**ASSIGNED TASK**
Reproduce the oculomotor nerve palsy passage from "Pathological correlates of" to "hemiparesis (Weber’s syndrome)", changing "very rare" to "extremely rare".

**DOCUMENT SECTION**

________________

Oculomotor (III) Nerve Palsy
Oculomotor (III) nerve palsy produces:
- Ptosis: weakness of levator palpebrae superioris (LPS),
+/− Müller’s muscle;
- Mydriasis: impaired parasympathetic outflow to the pupil ("inter- nal ophthalmoplegia");
- Diplopia: weakness of medial rectus (MR), inferior rectus (IR), superior rectus (SR), and inferior oblique (IO) muscles causing the eye to point "down and out" (external ophthalmoplegia); the pres- ence of intorsion confirms integrity of superior oblique muscle/trochlear (IV) nerve function.
These changes may be complete or partial.
Pathological correlates of third nerve palsy may occur anywhere from the brainstem to the orbit:
- Intramedullary (brainstem):
Nuclear: very rare; SR subnucleus lesion causes bilateral denervation; other clinical signs may be expected, such as pupillary (Edinger-Westphal nucleus) and medial longitudinal fasciculus involvement
Fascicular (within substance of midbrain): all muscles or specific muscles involved, + other clinical signs expected, such as contralateral ataxia (Claude’s syndrome), hemiparesis (Weber’s syndrome)

________________

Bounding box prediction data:
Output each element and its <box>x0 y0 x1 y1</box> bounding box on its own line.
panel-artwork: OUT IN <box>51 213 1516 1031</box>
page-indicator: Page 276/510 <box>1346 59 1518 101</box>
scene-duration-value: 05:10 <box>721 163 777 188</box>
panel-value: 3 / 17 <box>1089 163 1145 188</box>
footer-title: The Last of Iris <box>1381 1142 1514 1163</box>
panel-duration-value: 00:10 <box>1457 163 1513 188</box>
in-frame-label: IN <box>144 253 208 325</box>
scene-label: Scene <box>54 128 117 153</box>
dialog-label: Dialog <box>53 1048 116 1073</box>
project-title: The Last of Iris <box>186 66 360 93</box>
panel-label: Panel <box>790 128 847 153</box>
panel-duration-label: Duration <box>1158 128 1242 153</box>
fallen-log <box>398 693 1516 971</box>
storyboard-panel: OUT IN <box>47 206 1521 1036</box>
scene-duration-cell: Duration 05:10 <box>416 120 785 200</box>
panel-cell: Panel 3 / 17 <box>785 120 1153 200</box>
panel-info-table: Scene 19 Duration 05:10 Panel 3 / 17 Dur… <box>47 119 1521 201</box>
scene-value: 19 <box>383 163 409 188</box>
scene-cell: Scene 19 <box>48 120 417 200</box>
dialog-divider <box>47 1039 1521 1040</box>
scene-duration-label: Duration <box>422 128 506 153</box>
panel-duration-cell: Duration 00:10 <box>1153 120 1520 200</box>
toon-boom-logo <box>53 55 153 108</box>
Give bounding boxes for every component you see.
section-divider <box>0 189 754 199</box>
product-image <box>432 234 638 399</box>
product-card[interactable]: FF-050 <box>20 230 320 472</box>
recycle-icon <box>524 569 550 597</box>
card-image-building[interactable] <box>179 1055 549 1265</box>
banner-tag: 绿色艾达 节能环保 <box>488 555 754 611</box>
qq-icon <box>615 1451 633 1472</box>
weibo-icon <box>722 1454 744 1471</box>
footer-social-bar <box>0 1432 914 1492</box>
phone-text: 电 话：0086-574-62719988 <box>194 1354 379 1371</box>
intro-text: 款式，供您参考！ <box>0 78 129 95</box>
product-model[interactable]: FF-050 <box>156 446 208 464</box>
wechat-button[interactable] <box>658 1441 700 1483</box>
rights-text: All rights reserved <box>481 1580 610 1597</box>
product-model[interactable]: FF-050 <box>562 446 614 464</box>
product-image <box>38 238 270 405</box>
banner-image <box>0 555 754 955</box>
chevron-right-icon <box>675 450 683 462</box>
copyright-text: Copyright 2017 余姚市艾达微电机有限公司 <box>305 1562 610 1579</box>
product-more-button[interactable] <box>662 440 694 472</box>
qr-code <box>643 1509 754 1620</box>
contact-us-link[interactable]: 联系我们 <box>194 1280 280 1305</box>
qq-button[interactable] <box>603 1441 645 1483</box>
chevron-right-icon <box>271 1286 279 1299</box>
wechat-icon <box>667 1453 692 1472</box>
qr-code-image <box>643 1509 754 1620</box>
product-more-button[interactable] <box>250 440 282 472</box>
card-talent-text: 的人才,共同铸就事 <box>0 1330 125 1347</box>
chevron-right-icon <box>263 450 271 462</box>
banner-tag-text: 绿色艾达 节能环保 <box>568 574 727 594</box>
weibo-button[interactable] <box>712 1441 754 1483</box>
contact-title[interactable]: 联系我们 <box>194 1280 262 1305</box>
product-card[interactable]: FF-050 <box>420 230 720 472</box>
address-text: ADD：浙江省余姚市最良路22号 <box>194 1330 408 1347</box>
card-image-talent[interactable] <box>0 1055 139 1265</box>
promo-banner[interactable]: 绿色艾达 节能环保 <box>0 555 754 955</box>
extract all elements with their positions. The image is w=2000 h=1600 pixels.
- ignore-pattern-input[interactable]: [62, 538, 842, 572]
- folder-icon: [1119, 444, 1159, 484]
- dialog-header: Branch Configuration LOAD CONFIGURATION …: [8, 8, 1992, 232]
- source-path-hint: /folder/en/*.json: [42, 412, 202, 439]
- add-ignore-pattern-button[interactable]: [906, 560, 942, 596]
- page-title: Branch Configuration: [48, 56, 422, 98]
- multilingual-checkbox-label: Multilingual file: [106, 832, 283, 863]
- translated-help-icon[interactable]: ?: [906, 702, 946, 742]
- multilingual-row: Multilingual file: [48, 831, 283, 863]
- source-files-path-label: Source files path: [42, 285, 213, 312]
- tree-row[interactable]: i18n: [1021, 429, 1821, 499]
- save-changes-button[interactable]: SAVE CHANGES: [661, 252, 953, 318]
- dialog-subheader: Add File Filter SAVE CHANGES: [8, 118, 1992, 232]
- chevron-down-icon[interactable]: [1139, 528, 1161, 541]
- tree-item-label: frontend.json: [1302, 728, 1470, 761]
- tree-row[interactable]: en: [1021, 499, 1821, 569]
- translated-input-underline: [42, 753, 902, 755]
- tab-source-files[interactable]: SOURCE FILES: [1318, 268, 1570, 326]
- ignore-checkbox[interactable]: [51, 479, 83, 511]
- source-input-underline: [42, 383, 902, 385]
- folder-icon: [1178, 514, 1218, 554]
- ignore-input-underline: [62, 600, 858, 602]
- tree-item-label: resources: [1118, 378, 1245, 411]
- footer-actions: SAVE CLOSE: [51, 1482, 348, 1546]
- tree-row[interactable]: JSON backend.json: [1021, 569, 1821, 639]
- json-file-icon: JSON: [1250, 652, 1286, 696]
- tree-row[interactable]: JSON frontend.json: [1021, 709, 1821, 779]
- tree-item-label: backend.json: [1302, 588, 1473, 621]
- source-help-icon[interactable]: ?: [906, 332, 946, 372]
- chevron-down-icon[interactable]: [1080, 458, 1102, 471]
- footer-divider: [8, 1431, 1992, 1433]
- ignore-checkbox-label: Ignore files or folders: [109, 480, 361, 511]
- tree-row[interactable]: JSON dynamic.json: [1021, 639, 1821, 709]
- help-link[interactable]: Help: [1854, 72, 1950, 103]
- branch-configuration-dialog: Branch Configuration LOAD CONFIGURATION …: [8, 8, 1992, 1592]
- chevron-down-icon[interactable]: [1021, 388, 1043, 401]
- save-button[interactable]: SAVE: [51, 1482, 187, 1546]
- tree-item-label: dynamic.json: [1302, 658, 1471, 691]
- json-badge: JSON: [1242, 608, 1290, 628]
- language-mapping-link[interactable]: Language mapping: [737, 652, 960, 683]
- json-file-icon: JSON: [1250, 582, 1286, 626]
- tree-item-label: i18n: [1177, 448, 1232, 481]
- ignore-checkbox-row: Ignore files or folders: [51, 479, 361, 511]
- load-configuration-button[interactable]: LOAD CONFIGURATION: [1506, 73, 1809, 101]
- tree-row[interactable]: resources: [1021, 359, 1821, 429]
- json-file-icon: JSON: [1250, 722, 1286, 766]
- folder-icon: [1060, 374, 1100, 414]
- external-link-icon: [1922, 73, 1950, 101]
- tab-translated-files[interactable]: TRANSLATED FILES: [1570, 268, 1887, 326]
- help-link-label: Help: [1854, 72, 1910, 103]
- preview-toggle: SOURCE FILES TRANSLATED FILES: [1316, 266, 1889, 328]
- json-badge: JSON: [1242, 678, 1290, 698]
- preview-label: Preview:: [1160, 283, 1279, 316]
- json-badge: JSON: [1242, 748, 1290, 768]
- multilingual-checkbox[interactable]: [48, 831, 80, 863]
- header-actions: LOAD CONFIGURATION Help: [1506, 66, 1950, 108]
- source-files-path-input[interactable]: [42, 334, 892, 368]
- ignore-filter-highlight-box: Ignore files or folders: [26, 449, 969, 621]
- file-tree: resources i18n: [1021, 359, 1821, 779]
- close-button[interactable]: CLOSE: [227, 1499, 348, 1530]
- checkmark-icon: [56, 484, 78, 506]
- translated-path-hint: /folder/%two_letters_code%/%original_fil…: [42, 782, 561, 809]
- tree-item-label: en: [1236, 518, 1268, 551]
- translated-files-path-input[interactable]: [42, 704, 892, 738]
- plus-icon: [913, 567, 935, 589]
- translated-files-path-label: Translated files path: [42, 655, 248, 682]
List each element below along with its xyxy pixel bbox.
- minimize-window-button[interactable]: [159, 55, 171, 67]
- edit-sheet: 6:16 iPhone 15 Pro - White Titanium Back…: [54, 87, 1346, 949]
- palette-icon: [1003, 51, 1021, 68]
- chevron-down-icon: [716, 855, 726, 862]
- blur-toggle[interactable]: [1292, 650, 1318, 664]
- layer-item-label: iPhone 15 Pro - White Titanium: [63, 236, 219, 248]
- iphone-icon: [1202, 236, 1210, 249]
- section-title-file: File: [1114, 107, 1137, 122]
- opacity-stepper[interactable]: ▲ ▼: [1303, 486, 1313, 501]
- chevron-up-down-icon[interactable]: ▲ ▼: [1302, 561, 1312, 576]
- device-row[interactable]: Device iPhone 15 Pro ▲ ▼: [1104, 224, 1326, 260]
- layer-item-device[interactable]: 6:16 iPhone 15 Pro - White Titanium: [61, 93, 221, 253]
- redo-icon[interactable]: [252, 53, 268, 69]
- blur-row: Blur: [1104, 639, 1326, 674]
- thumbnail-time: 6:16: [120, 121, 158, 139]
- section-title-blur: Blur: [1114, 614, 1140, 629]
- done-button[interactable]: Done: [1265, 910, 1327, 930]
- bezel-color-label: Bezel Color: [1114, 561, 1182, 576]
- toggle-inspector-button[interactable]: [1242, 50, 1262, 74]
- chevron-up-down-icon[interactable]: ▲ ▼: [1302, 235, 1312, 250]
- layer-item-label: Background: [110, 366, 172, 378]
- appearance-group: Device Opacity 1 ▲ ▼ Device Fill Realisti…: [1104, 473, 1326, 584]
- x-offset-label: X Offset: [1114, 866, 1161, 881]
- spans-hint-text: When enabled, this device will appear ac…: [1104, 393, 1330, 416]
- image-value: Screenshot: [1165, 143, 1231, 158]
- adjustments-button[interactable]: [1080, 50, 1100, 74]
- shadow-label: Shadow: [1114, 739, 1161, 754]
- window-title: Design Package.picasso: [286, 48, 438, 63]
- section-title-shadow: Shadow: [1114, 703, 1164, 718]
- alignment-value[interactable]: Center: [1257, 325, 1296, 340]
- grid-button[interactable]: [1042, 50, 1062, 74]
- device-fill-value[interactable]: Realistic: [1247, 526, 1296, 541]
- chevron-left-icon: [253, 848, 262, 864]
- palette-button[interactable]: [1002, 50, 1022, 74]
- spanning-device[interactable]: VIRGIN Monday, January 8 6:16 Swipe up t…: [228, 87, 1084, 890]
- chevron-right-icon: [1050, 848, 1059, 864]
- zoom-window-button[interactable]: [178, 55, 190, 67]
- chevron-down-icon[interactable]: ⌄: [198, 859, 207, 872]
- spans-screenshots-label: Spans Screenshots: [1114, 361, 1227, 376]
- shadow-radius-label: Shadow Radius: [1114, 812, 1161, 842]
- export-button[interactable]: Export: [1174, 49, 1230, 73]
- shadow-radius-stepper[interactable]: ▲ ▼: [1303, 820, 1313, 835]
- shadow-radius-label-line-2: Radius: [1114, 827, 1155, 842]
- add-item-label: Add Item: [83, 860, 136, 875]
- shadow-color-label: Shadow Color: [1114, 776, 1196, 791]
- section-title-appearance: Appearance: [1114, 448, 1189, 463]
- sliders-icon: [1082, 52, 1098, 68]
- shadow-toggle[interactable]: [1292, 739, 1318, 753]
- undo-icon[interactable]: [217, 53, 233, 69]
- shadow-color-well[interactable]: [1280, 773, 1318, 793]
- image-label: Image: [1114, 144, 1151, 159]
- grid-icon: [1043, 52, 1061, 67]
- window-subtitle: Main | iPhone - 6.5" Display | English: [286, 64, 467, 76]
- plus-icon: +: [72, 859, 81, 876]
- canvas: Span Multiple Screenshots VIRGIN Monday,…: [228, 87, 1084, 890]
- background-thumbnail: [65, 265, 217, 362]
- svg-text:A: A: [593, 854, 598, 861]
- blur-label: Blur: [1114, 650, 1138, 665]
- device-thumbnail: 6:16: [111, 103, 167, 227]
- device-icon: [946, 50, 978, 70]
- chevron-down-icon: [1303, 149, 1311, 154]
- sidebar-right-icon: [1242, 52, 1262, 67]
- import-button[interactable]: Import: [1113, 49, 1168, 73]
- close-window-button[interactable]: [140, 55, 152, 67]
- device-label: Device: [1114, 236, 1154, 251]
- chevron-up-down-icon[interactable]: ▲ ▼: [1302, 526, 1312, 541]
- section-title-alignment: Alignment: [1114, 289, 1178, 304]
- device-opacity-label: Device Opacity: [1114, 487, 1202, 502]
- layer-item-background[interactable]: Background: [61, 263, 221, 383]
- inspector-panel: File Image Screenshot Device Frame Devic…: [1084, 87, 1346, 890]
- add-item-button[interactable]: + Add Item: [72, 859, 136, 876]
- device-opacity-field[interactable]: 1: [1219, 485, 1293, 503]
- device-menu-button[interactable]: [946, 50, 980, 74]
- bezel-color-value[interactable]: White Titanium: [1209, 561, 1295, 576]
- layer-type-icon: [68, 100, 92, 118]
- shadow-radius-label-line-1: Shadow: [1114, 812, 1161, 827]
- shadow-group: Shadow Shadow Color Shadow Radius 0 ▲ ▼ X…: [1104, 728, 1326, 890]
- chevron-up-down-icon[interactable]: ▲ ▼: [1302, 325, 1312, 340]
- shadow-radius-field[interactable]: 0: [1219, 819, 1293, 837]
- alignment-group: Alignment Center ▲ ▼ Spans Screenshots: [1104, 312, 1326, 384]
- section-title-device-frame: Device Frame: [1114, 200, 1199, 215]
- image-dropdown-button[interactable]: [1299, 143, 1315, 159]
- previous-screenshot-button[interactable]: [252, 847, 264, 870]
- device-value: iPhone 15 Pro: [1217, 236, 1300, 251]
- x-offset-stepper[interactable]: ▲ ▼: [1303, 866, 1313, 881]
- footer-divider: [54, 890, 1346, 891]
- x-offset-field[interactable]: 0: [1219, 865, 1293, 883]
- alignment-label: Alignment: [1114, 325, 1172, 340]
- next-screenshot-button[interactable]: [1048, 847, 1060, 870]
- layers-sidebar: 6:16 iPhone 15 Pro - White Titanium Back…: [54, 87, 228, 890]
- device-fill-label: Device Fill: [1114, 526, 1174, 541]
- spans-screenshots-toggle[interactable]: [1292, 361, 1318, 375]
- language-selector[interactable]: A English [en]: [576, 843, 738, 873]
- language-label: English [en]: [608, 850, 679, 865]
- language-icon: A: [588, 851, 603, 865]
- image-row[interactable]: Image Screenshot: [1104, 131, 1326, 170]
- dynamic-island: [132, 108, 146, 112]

________________

**EXPECTED ANSWER**
Pathological correlates of third nerve palsy may occur anywhere from the brainstem to the orbit:
- Intramedullary (brainstem):
Nuclear: extremely rare; SR subnucleus lesion causes bilateral denervation; other clinical signs may be expected, such as pupillary (Edinger-Westphal nucleus) and medial longitudinal fasciculus involvement
Fascicular (within substance of midbrain): all muscles or specific muscles involved, + other clinical signs expected, such as contralateral ataxia (Claude’s syndrome), hemiparesis (Weber’s syndrome)